>> Begin Task input
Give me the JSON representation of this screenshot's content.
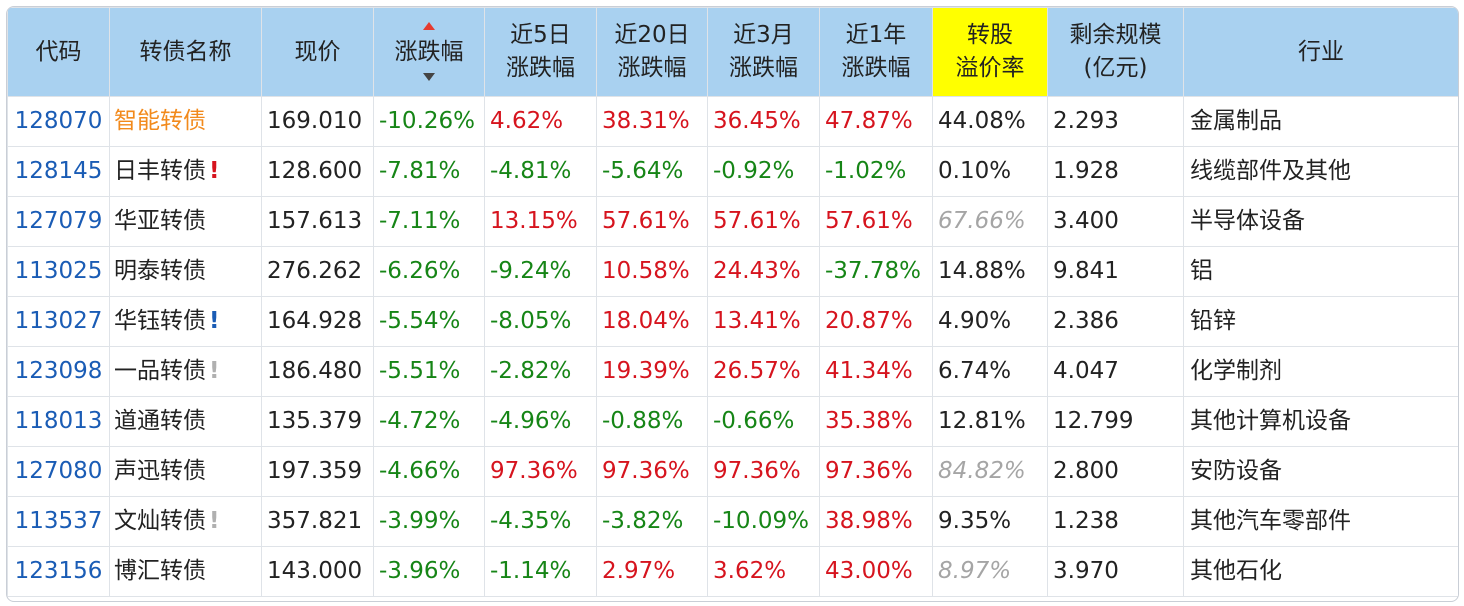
{
  "columns": [
    {
      "key": "code",
      "line1": "代码",
      "line2": ""
    },
    {
      "key": "name",
      "line1": "转债名称",
      "line2": ""
    },
    {
      "key": "price",
      "line1": "现价",
      "line2": ""
    },
    {
      "key": "chg",
      "line1": "涨跌幅",
      "line2": ""
    },
    {
      "key": "d5",
      "line1": "近5日",
      "line2": "涨跌幅"
    },
    {
      "key": "d20",
      "line1": "近20日",
      "line2": "涨跌幅"
    },
    {
      "key": "m3",
      "line1": "近3月",
      "line2": "涨跌幅"
    },
    {
      "key": "y1",
      "line1": "近1年",
      "line2": "涨跌幅"
    },
    {
      "key": "prem",
      "line1": "转股",
      "line2": "溢价率"
    },
    {
      "key": "scale",
      "line1": "剩余规模",
      "line2": "(亿元)"
    },
    {
      "key": "ind",
      "line1": "行业",
      "line2": ""
    }
  ],
  "sort": {
    "column": "chg",
    "direction": "desc"
  },
  "colors": {
    "up": "#d6141e",
    "down": "#168516",
    "code": "#1a5cb5",
    "highlight_name": "#f28a1c",
    "header": "#a9d1f0",
    "header_highlight": "#ffff00"
  },
  "rows": [
    {
      "code": "128070",
      "name": "智能转债",
      "mark": "",
      "name_highlight": true,
      "price": "169.010",
      "chg": "-10.26%",
      "d5": "4.62%",
      "d20": "38.31%",
      "m3": "36.45%",
      "y1": "47.87%",
      "prem": "44.08%",
      "prem_dim": false,
      "scale": "2.293",
      "ind": "金属制品"
    },
    {
      "code": "128145",
      "name": "日丰转债",
      "mark": "!",
      "mark_color": "red",
      "name_highlight": false,
      "price": "128.600",
      "chg": "-7.81%",
      "d5": "-4.81%",
      "d20": "-5.64%",
      "m3": "-0.92%",
      "y1": "-1.02%",
      "prem": "0.10%",
      "prem_dim": false,
      "scale": "1.928",
      "ind": "线缆部件及其他"
    },
    {
      "code": "127079",
      "name": "华亚转债",
      "mark": "",
      "name_highlight": false,
      "price": "157.613",
      "chg": "-7.11%",
      "d5": "13.15%",
      "d20": "57.61%",
      "m3": "57.61%",
      "y1": "57.61%",
      "prem": "67.66%",
      "prem_dim": true,
      "scale": "3.400",
      "ind": "半导体设备"
    },
    {
      "code": "113025",
      "name": "明泰转债",
      "mark": "",
      "name_highlight": false,
      "price": "276.262",
      "chg": "-6.26%",
      "d5": "-9.24%",
      "d20": "10.58%",
      "m3": "24.43%",
      "y1": "-37.78%",
      "prem": "14.88%",
      "prem_dim": false,
      "scale": "9.841",
      "ind": "铝"
    },
    {
      "code": "113027",
      "name": "华钰转债",
      "mark": "!",
      "mark_color": "blue",
      "name_highlight": false,
      "price": "164.928",
      "chg": "-5.54%",
      "d5": "-8.05%",
      "d20": "18.04%",
      "m3": "13.41%",
      "y1": "20.87%",
      "prem": "4.90%",
      "prem_dim": false,
      "scale": "2.386",
      "ind": "铅锌"
    },
    {
      "code": "123098",
      "name": "一品转债",
      "mark": "!",
      "mark_color": "gray",
      "name_highlight": false,
      "price": "186.480",
      "chg": "-5.51%",
      "d5": "-2.82%",
      "d20": "19.39%",
      "m3": "26.57%",
      "y1": "41.34%",
      "prem": "6.74%",
      "prem_dim": false,
      "scale": "4.047",
      "ind": "化学制剂"
    },
    {
      "code": "118013",
      "name": "道通转债",
      "mark": "",
      "name_highlight": false,
      "price": "135.379",
      "chg": "-4.72%",
      "d5": "-4.96%",
      "d20": "-0.88%",
      "m3": "-0.66%",
      "y1": "35.38%",
      "prem": "12.81%",
      "prem_dim": false,
      "scale": "12.799",
      "ind": "其他计算机设备"
    },
    {
      "code": "127080",
      "name": "声迅转债",
      "mark": "",
      "name_highlight": false,
      "price": "197.359",
      "chg": "-4.66%",
      "d5": "97.36%",
      "d20": "97.36%",
      "m3": "97.36%",
      "y1": "97.36%",
      "prem": "84.82%",
      "prem_dim": true,
      "scale": "2.800",
      "ind": "安防设备"
    },
    {
      "code": "113537",
      "name": "文灿转债",
      "mark": "!",
      "mark_color": "gray",
      "name_highlight": false,
      "price": "357.821",
      "chg": "-3.99%",
      "d5": "-4.35%",
      "d20": "-3.82%",
      "m3": "-10.09%",
      "y1": "38.98%",
      "prem": "9.35%",
      "prem_dim": false,
      "scale": "1.238",
      "ind": "其他汽车零部件"
    },
    {
      "code": "123156",
      "name": "博汇转债",
      "mark": "",
      "name_highlight": false,
      "price": "143.000",
      "chg": "-3.96%",
      "d5": "-1.14%",
      "d20": "2.97%",
      "m3": "3.62%",
      "y1": "43.00%",
      "prem": "8.97%",
      "prem_dim": true,
      "scale": "3.970",
      "ind": "其他石化"
    }
  ]
}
>> End Task input
**What is asked:**
Return all the entries word for word, but omit any pictures they contain.

**Solution below:**
Give me the JSON representation of this screenshot's content.
{
  "columns": [
    {
      "key": "code",
      "line1": "代码",
      "line2": ""
    },
    {
      "key": "name",
      "line1": "转债名称",
      "line2": ""
    },
    {
      "key": "price",
      "line1": "现价",
      "line2": ""
    },
    {
      "key": "chg",
      "line1": "涨跌幅",
      "line2": ""
    },
    {
      "key": "d5",
      "line1": "近5日",
      "line2": "涨跌幅"
    },
    {
      "key": "d20",
      "line1": "近20日",
      "line2": "涨跌幅"
    },
    {
      "key": "m3",
      "line1": "近3月",
      "line2": "涨跌幅"
    },
    {
      "key": "y1",
      "line1": "近1年",
      "line2": "涨跌幅"
    },
    {
      "key": "prem",
      "line1": "转股",
      "line2": "溢价率"
    },
    {
      "key": "scale",
      "line1": "剩余规模",
      "line2": "(亿元)"
    },
    {
      "key": "ind",
      "line1": "行业",
      "line2": ""
    }
  ],
  "sort": {
    "column": "chg",
    "direction": "desc"
  },
  "colors": {
    "up": "#d6141e",
    "down": "#168516",
    "code": "#1a5cb5",
    "highlight_name": "#f28a1c",
    "header": "#a9d1f0",
    "header_highlight": "#ffff00"
  },
  "rows": [
    {
      "code": "128070",
      "name": "智能转债",
      "mark": "",
      "name_highlight": true,
      "price": "169.010",
      "chg": "-10.26%",
      "d5": "4.62%",
      "d20": "38.31%",
      "m3": "36.45%",
      "y1": "47.87%",
      "prem": "44.08%",
      "prem_dim": false,
      "scale": "2.293",
      "ind": "金属制品"
    },
    {
      "code": "128145",
      "name": "日丰转债",
      "mark": "!",
      "mark_color": "red",
      "name_highlight": false,
      "price": "128.600",
      "chg": "-7.81%",
      "d5": "-4.81%",
      "d20": "-5.64%",
      "m3": "-0.92%",
      "y1": "-1.02%",
      "prem": "0.10%",
      "prem_dim": false,
      "scale": "1.928",
      "ind": "线缆部件及其他"
    },
    {
      "code": "127079",
      "name": "华亚转债",
      "mark": "",
      "name_highlight": false,
      "price": "157.613",
      "chg": "-7.11%",
      "d5": "13.15%",
      "d20": "57.61%",
      "m3": "57.61%",
      "y1": "57.61%",
      "prem": "67.66%",
      "prem_dim": true,
      "scale": "3.400",
      "ind": "半导体设备"
    },
    {
      "code": "113025",
      "name": "明泰转债",
      "mark": "",
      "name_highlight": false,
      "price": "276.262",
      "chg": "-6.26%",
      "d5": "-9.24%",
      "d20": "10.58%",
      "m3": "24.43%",
      "y1": "-37.78%",
      "prem": "14.88%",
      "prem_dim": false,
      "scale": "9.841",
      "ind": "铝"
    },
    {
      "code": "113027",
      "name": "华钰转债",
      "mark": "!",
      "mark_color": "blue",
      "name_highlight": false,
      "price": "164.928",
      "chg": "-5.54%",
      "d5": "-8.05%",
      "d20": "18.04%",
      "m3": "13.41%",
      "y1": "20.87%",
      "prem": "4.90%",
      "prem_dim": false,
      "scale": "2.386",
      "ind": "铅锌"
    },
    {
      "code": "123098",
      "name": "一品转债",
      "mark": "!",
      "mark_color": "gray",
      "name_highlight": false,
      "price": "186.480",
      "chg": "-5.51%",
      "d5": "-2.82%",
      "d20": "19.39%",
      "m3": "26.57%",
      "y1": "41.34%",
      "prem": "6.74%",
      "prem_dim": false,
      "scale": "4.047",
      "ind": "化学制剂"
    },
    {
      "code": "118013",
      "name": "道通转债",
      "mark": "",
      "name_highlight": false,
      "price": "135.379",
      "chg": "-4.72%",
      "d5": "-4.96%",
      "d20": "-0.88%",
      "m3": "-0.66%",
      "y1": "35.38%",
      "prem": "12.81%",
      "prem_dim": false,
      "scale": "12.799",
      "ind": "其他计算机设备"
    },
    {
      "code": "127080",
      "name": "声迅转债",
      "mark": "",
      "name_highlight": false,
      "price": "197.359",
      "chg": "-4.66%",
      "d5": "97.36%",
      "d20": "97.36%",
      "m3": "97.36%",
      "y1": "97.36%",
      "prem": "84.82%",
      "prem_dim": true,
      "scale": "2.800",
      "ind": "安防设备"
    },
    {
      "code": "113537",
      "name": "文灿转债",
      "mark": "!",
      "mark_color": "gray",
      "name_highlight": false,
      "price": "357.821",
      "chg": "-3.99%",
      "d5": "-4.35%",
      "d20": "-3.82%",
      "m3": "-10.09%",
      "y1": "38.98%",
      "prem": "9.35%",
      "prem_dim": false,
      "scale": "1.238",
      "ind": "其他汽车零部件"
    },
    {
      "code": "123156",
      "name": "博汇转债",
      "mark": "",
      "name_highlight": false,
      "price": "143.000",
      "chg": "-3.96%",
      "d5": "-1.14%",
      "d20": "2.97%",
      "m3": "3.62%",
      "y1": "43.00%",
      "prem": "8.97%",
      "prem_dim": true,
      "scale": "3.970",
      "ind": "其他石化"
    }
  ]
}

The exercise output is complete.